• **SHORT TASK**: Copy the items below line for line, with no changes, and leave the pictures out of your answer.

• **ROWS**:
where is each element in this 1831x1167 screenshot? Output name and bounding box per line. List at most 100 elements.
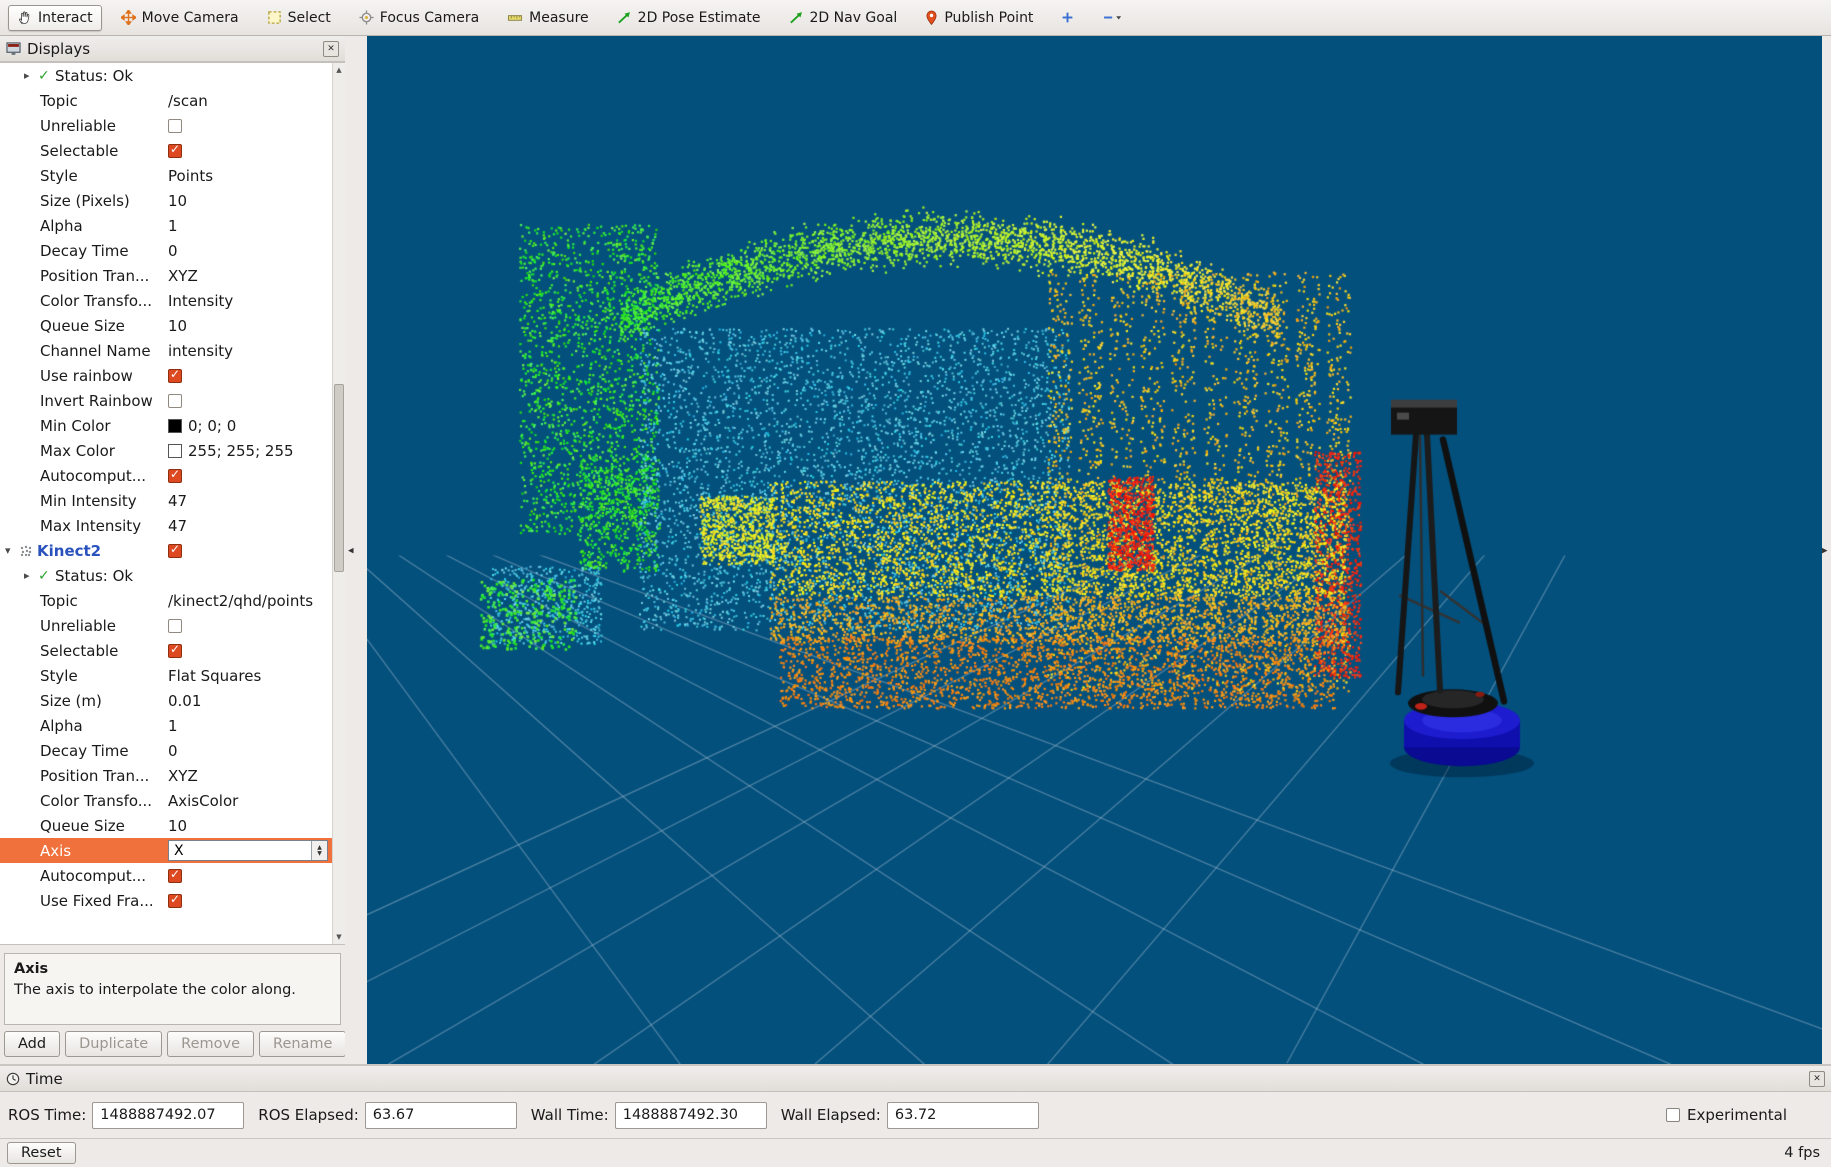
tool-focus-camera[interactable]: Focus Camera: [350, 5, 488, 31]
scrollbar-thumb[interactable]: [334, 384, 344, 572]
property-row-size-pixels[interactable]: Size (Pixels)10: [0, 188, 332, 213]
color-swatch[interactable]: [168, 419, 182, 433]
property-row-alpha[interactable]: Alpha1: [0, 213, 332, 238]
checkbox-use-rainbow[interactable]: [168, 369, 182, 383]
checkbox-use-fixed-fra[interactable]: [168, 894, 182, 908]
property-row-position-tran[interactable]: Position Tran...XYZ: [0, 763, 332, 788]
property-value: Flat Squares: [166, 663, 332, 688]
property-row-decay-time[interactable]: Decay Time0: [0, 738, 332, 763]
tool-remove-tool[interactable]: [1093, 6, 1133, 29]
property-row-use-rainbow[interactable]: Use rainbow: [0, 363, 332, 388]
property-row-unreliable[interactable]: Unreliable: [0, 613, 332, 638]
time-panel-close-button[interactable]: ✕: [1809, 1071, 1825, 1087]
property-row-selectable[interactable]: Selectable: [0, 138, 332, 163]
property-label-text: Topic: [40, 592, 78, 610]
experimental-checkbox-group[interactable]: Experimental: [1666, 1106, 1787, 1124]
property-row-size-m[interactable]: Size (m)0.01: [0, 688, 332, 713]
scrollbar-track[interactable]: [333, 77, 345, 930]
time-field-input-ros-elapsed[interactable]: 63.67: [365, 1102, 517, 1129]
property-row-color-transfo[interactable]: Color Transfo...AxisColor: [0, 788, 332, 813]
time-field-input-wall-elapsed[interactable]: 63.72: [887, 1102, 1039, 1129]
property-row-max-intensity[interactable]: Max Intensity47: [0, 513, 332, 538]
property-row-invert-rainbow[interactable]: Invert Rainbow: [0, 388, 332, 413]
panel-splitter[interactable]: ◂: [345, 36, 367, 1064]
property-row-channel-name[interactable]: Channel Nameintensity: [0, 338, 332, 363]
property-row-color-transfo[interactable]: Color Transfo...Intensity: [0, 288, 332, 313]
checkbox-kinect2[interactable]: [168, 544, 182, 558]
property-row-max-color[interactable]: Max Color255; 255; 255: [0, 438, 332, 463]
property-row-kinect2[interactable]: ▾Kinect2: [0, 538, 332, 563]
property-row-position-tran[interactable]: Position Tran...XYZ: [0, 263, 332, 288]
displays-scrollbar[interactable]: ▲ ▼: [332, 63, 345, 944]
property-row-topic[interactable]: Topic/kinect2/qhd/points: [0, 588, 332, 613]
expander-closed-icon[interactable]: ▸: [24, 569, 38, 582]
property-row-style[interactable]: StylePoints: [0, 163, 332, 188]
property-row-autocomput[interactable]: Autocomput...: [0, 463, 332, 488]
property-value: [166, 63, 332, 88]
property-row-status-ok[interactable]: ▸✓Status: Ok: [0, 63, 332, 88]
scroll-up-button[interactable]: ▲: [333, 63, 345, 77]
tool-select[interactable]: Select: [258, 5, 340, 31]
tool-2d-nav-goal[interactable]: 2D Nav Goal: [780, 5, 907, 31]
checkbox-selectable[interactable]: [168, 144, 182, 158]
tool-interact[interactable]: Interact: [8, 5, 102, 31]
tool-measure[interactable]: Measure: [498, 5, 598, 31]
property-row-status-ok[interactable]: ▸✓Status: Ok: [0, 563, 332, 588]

• **WRITTEN RESPONSE**:
where is each element in this 1831x1167 screenshot? Output name and bounding box per line. List at most 100 elements.
tool-focus-camera[interactable]: Focus Camera: [350, 5, 488, 31]
scrollbar-thumb[interactable]: [334, 384, 344, 572]
property-row-size-pixels[interactable]: Size (Pixels)10: [0, 188, 332, 213]
color-swatch[interactable]: [168, 419, 182, 433]
property-row-alpha[interactable]: Alpha1: [0, 213, 332, 238]
checkbox-use-rainbow[interactable]: [168, 369, 182, 383]
checkbox-use-fixed-fra[interactable]: [168, 894, 182, 908]
property-row-position-tran[interactable]: Position Tran...XYZ: [0, 763, 332, 788]
property-value: Flat Squares: [166, 663, 332, 688]
property-row-decay-time[interactable]: Decay Time0: [0, 738, 332, 763]
tool-remove-tool[interactable]: [1093, 6, 1133, 29]
property-row-use-rainbow[interactable]: Use rainbow: [0, 363, 332, 388]
property-row-unreliable[interactable]: Unreliable: [0, 613, 332, 638]
time-panel-close-button[interactable]: ✕: [1809, 1071, 1825, 1087]
property-row-selectable[interactable]: Selectable: [0, 138, 332, 163]
property-label-text: Topic: [40, 592, 78, 610]
experimental-checkbox-group[interactable]: Experimental: [1666, 1106, 1787, 1124]
property-row-size-m[interactable]: Size (m)0.01: [0, 688, 332, 713]
scrollbar-track[interactable]: [333, 77, 345, 930]
time-field-input-ros-elapsed[interactable]: 63.67: [365, 1102, 517, 1129]
property-row-color-transfo[interactable]: Color Transfo...AxisColor: [0, 788, 332, 813]
time-field-input-wall-elapsed[interactable]: 63.72: [887, 1102, 1039, 1129]
property-row-max-intensity[interactable]: Max Intensity47: [0, 513, 332, 538]
property-row-invert-rainbow[interactable]: Invert Rainbow: [0, 388, 332, 413]
panel-splitter[interactable]: ◂: [345, 36, 367, 1064]
property-row-channel-name[interactable]: Channel Nameintensity: [0, 338, 332, 363]
property-row-color-transfo[interactable]: Color Transfo...Intensity: [0, 288, 332, 313]
checkbox-kinect2[interactable]: [168, 544, 182, 558]
property-row-max-color[interactable]: Max Color255; 255; 255: [0, 438, 332, 463]
property-row-kinect2[interactable]: ▾Kinect2: [0, 538, 332, 563]
property-row-position-tran[interactable]: Position Tran...XYZ: [0, 263, 332, 288]
displays-scrollbar[interactable]: ▲ ▼: [332, 63, 345, 944]
property-row-topic[interactable]: Topic/kinect2/qhd/points: [0, 588, 332, 613]
expander-closed-icon[interactable]: ▸: [24, 569, 38, 582]
property-row-style[interactable]: StylePoints: [0, 163, 332, 188]
property-row-autocomput[interactable]: Autocomput...: [0, 463, 332, 488]
property-value: [166, 63, 332, 88]
property-row-status-ok[interactable]: ▸✓Status: Ok: [0, 63, 332, 88]
scroll-up-button[interactable]: ▲: [333, 63, 345, 77]
tool-select[interactable]: Select: [258, 5, 340, 31]
tool-2d-nav-goal[interactable]: 2D Nav Goal: [780, 5, 907, 31]
checkbox-selectable[interactable]: [168, 144, 182, 158]
tool-interact[interactable]: Interact: [8, 5, 102, 31]
tool-measure[interactable]: Measure: [498, 5, 598, 31]
property-row-status-ok[interactable]: ▸✓Status: Ok: [0, 563, 332, 588]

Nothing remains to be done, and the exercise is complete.